[Supplied material]:
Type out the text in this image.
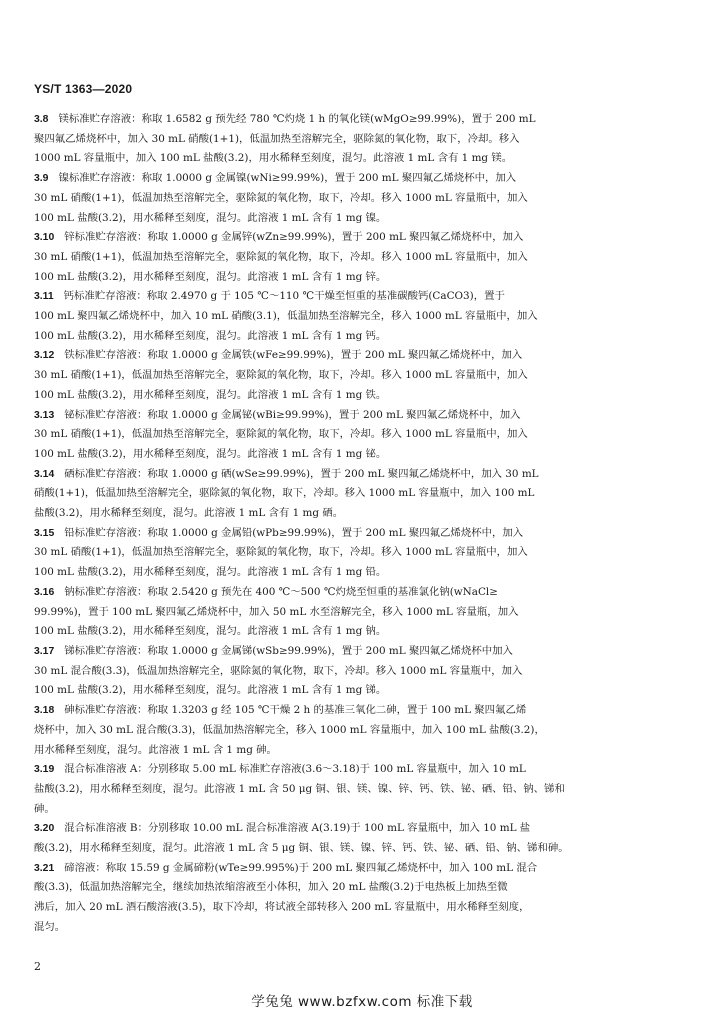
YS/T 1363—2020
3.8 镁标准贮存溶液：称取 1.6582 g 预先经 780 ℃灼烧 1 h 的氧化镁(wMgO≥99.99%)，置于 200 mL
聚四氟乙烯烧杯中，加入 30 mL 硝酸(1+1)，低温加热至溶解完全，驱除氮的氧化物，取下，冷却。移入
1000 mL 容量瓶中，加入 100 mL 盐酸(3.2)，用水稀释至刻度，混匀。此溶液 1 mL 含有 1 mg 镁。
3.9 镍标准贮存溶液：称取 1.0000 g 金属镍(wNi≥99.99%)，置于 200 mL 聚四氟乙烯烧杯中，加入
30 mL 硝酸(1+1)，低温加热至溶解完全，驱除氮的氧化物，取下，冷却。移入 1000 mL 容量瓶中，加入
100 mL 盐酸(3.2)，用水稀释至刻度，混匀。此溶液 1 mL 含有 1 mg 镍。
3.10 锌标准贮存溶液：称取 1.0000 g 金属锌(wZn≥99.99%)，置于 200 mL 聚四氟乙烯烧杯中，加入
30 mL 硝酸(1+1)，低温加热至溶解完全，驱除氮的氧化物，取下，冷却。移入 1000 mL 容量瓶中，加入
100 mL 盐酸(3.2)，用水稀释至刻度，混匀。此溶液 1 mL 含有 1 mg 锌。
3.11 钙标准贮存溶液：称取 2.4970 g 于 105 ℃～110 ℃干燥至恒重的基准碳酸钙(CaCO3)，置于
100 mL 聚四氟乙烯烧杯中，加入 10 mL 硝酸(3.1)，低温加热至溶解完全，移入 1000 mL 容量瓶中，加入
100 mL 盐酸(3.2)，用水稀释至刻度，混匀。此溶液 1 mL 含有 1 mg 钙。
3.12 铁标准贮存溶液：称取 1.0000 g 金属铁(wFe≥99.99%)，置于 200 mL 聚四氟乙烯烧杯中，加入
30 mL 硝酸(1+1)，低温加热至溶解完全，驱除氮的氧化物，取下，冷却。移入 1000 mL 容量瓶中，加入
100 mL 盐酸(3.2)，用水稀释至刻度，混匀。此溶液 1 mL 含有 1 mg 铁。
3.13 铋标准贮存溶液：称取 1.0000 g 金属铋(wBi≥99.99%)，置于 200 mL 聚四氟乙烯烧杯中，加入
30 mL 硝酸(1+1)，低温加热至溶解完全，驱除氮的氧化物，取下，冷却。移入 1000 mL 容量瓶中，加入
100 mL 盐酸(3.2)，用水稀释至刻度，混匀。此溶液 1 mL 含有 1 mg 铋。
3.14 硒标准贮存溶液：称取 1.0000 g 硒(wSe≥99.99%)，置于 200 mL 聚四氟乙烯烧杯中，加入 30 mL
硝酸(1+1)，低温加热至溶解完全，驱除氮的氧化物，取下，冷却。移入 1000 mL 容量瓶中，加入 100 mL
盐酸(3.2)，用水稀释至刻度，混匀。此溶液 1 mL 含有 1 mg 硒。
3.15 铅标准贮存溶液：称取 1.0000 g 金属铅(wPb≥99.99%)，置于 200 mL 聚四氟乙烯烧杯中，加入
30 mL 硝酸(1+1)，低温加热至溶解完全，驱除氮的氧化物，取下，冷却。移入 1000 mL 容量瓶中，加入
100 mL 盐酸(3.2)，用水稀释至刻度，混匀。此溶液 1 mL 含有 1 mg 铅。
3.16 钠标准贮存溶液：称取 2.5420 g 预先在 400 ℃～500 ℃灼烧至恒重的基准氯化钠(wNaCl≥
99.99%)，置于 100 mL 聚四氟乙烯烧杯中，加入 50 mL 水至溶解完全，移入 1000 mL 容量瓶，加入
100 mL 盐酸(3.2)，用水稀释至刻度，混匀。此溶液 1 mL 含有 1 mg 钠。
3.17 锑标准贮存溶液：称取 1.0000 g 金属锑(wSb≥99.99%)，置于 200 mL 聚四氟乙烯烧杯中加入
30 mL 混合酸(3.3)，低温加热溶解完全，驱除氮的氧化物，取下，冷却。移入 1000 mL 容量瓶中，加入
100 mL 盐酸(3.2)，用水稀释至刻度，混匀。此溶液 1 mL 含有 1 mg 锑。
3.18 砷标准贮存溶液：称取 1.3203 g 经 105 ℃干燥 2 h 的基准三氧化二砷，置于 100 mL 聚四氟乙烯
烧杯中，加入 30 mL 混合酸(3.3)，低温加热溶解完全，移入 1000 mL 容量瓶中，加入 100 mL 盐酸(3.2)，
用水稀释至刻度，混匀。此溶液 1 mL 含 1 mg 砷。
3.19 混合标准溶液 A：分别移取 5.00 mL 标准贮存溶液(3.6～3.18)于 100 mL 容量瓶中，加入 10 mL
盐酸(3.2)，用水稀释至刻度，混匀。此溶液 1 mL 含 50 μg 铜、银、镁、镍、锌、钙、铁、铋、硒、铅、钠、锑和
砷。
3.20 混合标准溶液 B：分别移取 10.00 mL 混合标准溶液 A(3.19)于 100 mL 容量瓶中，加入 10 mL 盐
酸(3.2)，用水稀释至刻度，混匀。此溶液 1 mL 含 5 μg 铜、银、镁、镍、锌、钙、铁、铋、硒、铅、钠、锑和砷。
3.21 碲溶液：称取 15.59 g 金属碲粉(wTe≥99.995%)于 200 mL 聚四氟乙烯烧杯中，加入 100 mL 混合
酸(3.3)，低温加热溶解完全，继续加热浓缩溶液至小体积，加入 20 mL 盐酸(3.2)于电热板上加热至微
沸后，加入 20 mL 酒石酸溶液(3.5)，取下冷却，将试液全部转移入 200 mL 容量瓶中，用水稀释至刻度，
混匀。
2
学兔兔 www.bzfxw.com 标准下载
==
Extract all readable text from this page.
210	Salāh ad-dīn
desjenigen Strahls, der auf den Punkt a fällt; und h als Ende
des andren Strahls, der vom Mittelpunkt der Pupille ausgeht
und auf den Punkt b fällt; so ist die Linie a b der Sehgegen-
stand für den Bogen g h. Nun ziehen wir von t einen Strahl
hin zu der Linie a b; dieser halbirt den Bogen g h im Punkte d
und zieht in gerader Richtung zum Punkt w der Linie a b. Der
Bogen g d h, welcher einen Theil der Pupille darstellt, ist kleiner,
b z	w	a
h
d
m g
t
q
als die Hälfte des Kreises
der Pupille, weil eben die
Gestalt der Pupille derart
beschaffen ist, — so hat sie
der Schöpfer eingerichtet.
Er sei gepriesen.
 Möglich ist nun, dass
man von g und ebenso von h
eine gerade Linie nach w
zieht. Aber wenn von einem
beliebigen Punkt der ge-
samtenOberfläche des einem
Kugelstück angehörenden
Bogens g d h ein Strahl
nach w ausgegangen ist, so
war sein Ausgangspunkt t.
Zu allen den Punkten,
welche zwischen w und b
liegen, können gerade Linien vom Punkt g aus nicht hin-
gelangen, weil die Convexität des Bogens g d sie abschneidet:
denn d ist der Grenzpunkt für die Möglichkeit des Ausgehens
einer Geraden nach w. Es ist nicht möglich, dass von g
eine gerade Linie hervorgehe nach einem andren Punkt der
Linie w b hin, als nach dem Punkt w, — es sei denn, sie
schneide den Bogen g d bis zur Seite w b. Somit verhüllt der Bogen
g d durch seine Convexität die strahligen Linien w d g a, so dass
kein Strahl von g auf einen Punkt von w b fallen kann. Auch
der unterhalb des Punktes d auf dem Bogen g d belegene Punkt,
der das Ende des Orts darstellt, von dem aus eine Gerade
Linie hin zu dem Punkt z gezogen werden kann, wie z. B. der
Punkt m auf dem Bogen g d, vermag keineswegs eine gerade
---
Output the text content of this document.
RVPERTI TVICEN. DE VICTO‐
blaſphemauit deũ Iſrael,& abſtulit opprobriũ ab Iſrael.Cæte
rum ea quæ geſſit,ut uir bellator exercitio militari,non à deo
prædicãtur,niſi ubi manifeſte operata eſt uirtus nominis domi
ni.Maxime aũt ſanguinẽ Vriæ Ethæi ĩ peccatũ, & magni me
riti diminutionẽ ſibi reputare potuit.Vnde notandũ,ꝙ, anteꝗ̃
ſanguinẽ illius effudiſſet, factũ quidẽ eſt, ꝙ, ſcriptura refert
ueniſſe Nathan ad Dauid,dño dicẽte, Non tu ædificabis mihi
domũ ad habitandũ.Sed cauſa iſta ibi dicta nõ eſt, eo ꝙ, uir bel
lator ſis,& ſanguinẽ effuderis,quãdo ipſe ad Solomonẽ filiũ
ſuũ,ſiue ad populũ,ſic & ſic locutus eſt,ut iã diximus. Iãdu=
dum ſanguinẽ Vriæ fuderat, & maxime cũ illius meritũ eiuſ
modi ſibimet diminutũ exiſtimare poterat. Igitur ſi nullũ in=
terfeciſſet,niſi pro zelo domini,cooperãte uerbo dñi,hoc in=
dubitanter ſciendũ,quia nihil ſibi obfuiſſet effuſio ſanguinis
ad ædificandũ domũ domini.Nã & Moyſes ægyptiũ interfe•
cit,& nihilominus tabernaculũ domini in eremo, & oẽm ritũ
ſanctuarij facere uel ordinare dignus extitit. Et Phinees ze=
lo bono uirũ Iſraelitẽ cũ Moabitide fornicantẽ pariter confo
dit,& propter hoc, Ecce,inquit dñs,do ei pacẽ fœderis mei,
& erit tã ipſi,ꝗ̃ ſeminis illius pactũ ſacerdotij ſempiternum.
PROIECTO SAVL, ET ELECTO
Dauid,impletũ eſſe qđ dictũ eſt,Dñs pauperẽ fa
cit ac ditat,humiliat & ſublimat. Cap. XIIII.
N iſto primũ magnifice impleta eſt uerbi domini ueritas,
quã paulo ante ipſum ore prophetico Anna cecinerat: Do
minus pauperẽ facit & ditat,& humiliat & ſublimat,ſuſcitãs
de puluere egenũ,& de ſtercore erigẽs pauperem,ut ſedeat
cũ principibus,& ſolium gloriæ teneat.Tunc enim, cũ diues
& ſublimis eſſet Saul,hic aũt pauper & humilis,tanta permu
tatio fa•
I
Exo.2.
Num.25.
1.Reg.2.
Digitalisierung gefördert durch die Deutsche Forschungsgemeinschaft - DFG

[Task instructions]:
The word "ſanguinẽ" appears in how many lines of the records? Give the number only.

[Solved exercise]:
4